→ STATED PROBLEM
Provide an exact copy of the data, excluding the images.

→ TASK INPUT
:::::

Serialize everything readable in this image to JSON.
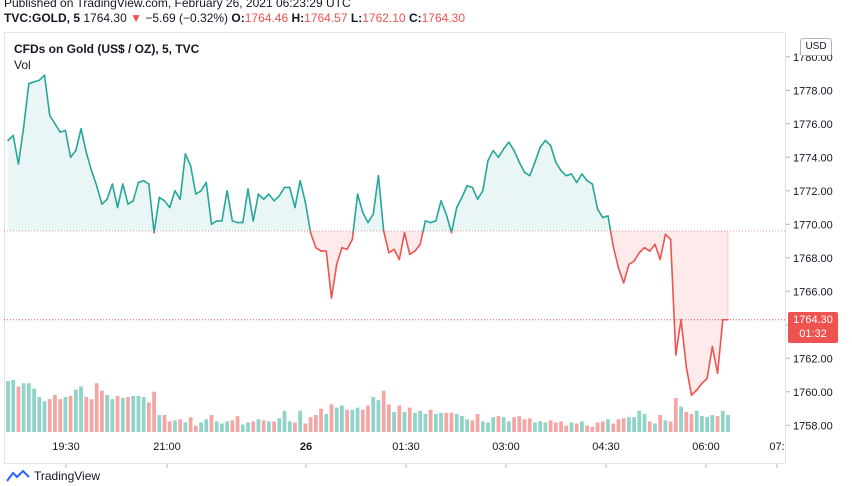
{
  "header": {
    "published": "Published on TradingView.com, February 26, 2021 06:23:29 UTC",
    "symbol": "TVC:GOLD, 5",
    "last": "1764.30",
    "change": "−5.69 (−0.32%)",
    "open_label": "O:",
    "open": "1764.46",
    "high_label": "H:",
    "high": "1764.57",
    "low_label": "L:",
    "low": "1762.10",
    "close_label": "C:",
    "close": "1764.30"
  },
  "legend": {
    "title": "CFDs on Gold (US$ / OZ), 5, TVC",
    "vol_label": "Vol"
  },
  "price_axis": {
    "currency": "USD",
    "last_price": "1764.30",
    "countdown": "01:32"
  },
  "footer": {
    "brand": "TradingView"
  },
  "colors": {
    "up": "#26a69a",
    "down": "#ef5350",
    "up_vol": "#8fd3c9",
    "down_vol": "#f4a6a5"
  },
  "chart_data": {
    "type": "area",
    "ylim": [
      1757.6,
      1781.0
    ],
    "y_ticks": [
      1758,
      1760,
      1762,
      1764,
      1766,
      1768,
      1770,
      1772,
      1774,
      1776,
      1778,
      1780
    ],
    "x_tick_labels": [
      "19:30",
      "21:00",
      "26",
      "01:30",
      "03:00",
      "04:30",
      "06:00",
      "07:"
    ],
    "baseline": 1769.6,
    "series": [
      {
        "values": [
          1775.0,
          1775.3,
          1773.6,
          1775.8,
          1778.4,
          1778.5,
          1778.6,
          1778.9,
          1776.5,
          1776.0,
          1775.5,
          1775.6,
          1774.0,
          1774.4,
          1775.7,
          1774.3,
          1773.2,
          1772.3,
          1771.2,
          1771.5,
          1772.4,
          1771.0,
          1772.4,
          1771.2,
          1771.4,
          1772.5,
          1772.6,
          1772.4,
          1769.5,
          1771.6,
          1771.4,
          1771.0,
          1772.0,
          1771.5,
          1774.2,
          1773.5,
          1771.8,
          1772.0,
          1772.5,
          1770.0,
          1770.2,
          1770.2,
          1772.0,
          1770.2,
          1770.1,
          1770.1,
          1772.1,
          1770.2,
          1771.8,
          1771.5,
          1771.8,
          1771.4,
          1771.7,
          1772.2,
          1772.2,
          1771.0,
          1772.6,
          1771.3,
          1769.5,
          1768.6,
          1768.4,
          1768.4,
          1765.6,
          1767.6,
          1768.6,
          1768.5,
          1769.1,
          1771.8,
          1770.7,
          1770.1,
          1770.6,
          1772.9,
          1769.6,
          1768.3,
          1768.5,
          1767.9,
          1769.5,
          1768.2,
          1768.4,
          1768.8,
          1770.2,
          1770.1,
          1770.2,
          1771.4,
          1770.6,
          1769.5,
          1771.0,
          1771.6,
          1772.3,
          1772.2,
          1771.5,
          1772.0,
          1773.8,
          1774.4,
          1774.0,
          1774.5,
          1774.9,
          1774.4,
          1773.7,
          1773.1,
          1772.9,
          1773.7,
          1774.6,
          1775.0,
          1774.7,
          1773.7,
          1773.2,
          1772.9,
          1773.0,
          1772.5,
          1773.0,
          1772.6,
          1772.4,
          1770.9,
          1770.4,
          1770.5,
          1768.7,
          1767.4,
          1766.5,
          1767.6,
          1767.8,
          1768.3,
          1768.6,
          1768.4,
          1768.8,
          1767.9,
          1769.4,
          1769.1,
          1762.2,
          1764.3,
          1761.5,
          1759.8,
          1760.1,
          1760.5,
          1760.8,
          1762.7,
          1761.1,
          1764.3,
          1764.3
        ]
      }
    ],
    "volume": [
      48,
      49,
      43,
      46,
      46,
      41,
      33,
      29,
      31,
      35,
      31,
      33,
      34,
      40,
      43,
      33,
      31,
      46,
      39,
      35,
      31,
      34,
      32,
      33,
      34,
      34,
      33,
      28,
      38,
      16,
      16,
      10,
      11,
      12,
      9,
      14,
      6,
      9,
      12,
      16,
      10,
      8,
      10,
      11,
      15,
      7,
      9,
      10,
      12,
      11,
      10,
      10,
      13,
      20,
      10,
      9,
      20,
      8,
      14,
      16,
      22,
      17,
      26,
      23,
      25,
      21,
      21,
      23,
      21,
      25,
      33,
      30,
      39,
      26,
      19,
      25,
      19,
      23,
      18,
      20,
      17,
      21,
      17,
      18,
      18,
      18,
      17,
      15,
      12,
      11,
      17,
      10,
      9,
      14,
      15,
      14,
      10,
      14,
      15,
      12,
      13,
      9,
      10,
      9,
      11,
      9,
      10,
      6,
      9,
      8,
      10,
      6,
      5,
      9,
      10,
      12,
      8,
      12,
      13,
      14,
      14,
      20,
      17,
      10,
      8,
      16,
      11,
      10,
      32,
      24,
      19,
      17,
      20,
      15,
      14,
      16,
      15,
      20,
      16
    ]
  }
}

:::::

→ RESULT OF THIS TASK
Serialize everything readable in this image to JSON.
{
  "header": {
    "published": "Published on TradingView.com, February 26, 2021 06:23:29 UTC",
    "symbol": "TVC:GOLD, 5",
    "last": "1764.30",
    "change": "−5.69 (−0.32%)",
    "open_label": "O:",
    "open": "1764.46",
    "high_label": "H:",
    "high": "1764.57",
    "low_label": "L:",
    "low": "1762.10",
    "close_label": "C:",
    "close": "1764.30"
  },
  "legend": {
    "title": "CFDs on Gold (US$ / OZ), 5, TVC",
    "vol_label": "Vol"
  },
  "price_axis": {
    "currency": "USD",
    "last_price": "1764.30",
    "countdown": "01:32"
  },
  "footer": {
    "brand": "TradingView"
  },
  "colors": {
    "up": "#26a69a",
    "down": "#ef5350",
    "up_vol": "#8fd3c9",
    "down_vol": "#f4a6a5"
  },
  "chart_data": {
    "type": "area",
    "ylim": [
      1757.6,
      1781.0
    ],
    "y_ticks": [
      1758,
      1760,
      1762,
      1764,
      1766,
      1768,
      1770,
      1772,
      1774,
      1776,
      1778,
      1780
    ],
    "x_tick_labels": [
      "19:30",
      "21:00",
      "26",
      "01:30",
      "03:00",
      "04:30",
      "06:00",
      "07:"
    ],
    "baseline": 1769.6,
    "series": [
      {
        "values": [
          1775.0,
          1775.3,
          1773.6,
          1775.8,
          1778.4,
          1778.5,
          1778.6,
          1778.9,
          1776.5,
          1776.0,
          1775.5,
          1775.6,
          1774.0,
          1774.4,
          1775.7,
          1774.3,
          1773.2,
          1772.3,
          1771.2,
          1771.5,
          1772.4,
          1771.0,
          1772.4,
          1771.2,
          1771.4,
          1772.5,
          1772.6,
          1772.4,
          1769.5,
          1771.6,
          1771.4,
          1771.0,
          1772.0,
          1771.5,
          1774.2,
          1773.5,
          1771.8,
          1772.0,
          1772.5,
          1770.0,
          1770.2,
          1770.2,
          1772.0,
          1770.2,
          1770.1,
          1770.1,
          1772.1,
          1770.2,
          1771.8,
          1771.5,
          1771.8,
          1771.4,
          1771.7,
          1772.2,
          1772.2,
          1771.0,
          1772.6,
          1771.3,
          1769.5,
          1768.6,
          1768.4,
          1768.4,
          1765.6,
          1767.6,
          1768.6,
          1768.5,
          1769.1,
          1771.8,
          1770.7,
          1770.1,
          1770.6,
          1772.9,
          1769.6,
          1768.3,
          1768.5,
          1767.9,
          1769.5,
          1768.2,
          1768.4,
          1768.8,
          1770.2,
          1770.1,
          1770.2,
          1771.4,
          1770.6,
          1769.5,
          1771.0,
          1771.6,
          1772.3,
          1772.2,
          1771.5,
          1772.0,
          1773.8,
          1774.4,
          1774.0,
          1774.5,
          1774.9,
          1774.4,
          1773.7,
          1773.1,
          1772.9,
          1773.7,
          1774.6,
          1775.0,
          1774.7,
          1773.7,
          1773.2,
          1772.9,
          1773.0,
          1772.5,
          1773.0,
          1772.6,
          1772.4,
          1770.9,
          1770.4,
          1770.5,
          1768.7,
          1767.4,
          1766.5,
          1767.6,
          1767.8,
          1768.3,
          1768.6,
          1768.4,
          1768.8,
          1767.9,
          1769.4,
          1769.1,
          1762.2,
          1764.3,
          1761.5,
          1759.8,
          1760.1,
          1760.5,
          1760.8,
          1762.7,
          1761.1,
          1764.3,
          1764.3
        ]
      }
    ],
    "volume": [
      48,
      49,
      43,
      46,
      46,
      41,
      33,
      29,
      31,
      35,
      31,
      33,
      34,
      40,
      43,
      33,
      31,
      46,
      39,
      35,
      31,
      34,
      32,
      33,
      34,
      34,
      33,
      28,
      38,
      16,
      16,
      10,
      11,
      12,
      9,
      14,
      6,
      9,
      12,
      16,
      10,
      8,
      10,
      11,
      15,
      7,
      9,
      10,
      12,
      11,
      10,
      10,
      13,
      20,
      10,
      9,
      20,
      8,
      14,
      16,
      22,
      17,
      26,
      23,
      25,
      21,
      21,
      23,
      21,
      25,
      33,
      30,
      39,
      26,
      19,
      25,
      19,
      23,
      18,
      20,
      17,
      21,
      17,
      18,
      18,
      18,
      17,
      15,
      12,
      11,
      17,
      10,
      9,
      14,
      15,
      14,
      10,
      14,
      15,
      12,
      13,
      9,
      10,
      9,
      11,
      9,
      10,
      6,
      9,
      8,
      10,
      6,
      5,
      9,
      10,
      12,
      8,
      12,
      13,
      14,
      14,
      20,
      17,
      10,
      8,
      16,
      11,
      10,
      32,
      24,
      19,
      17,
      20,
      15,
      14,
      16,
      15,
      20,
      16
    ]
  }
}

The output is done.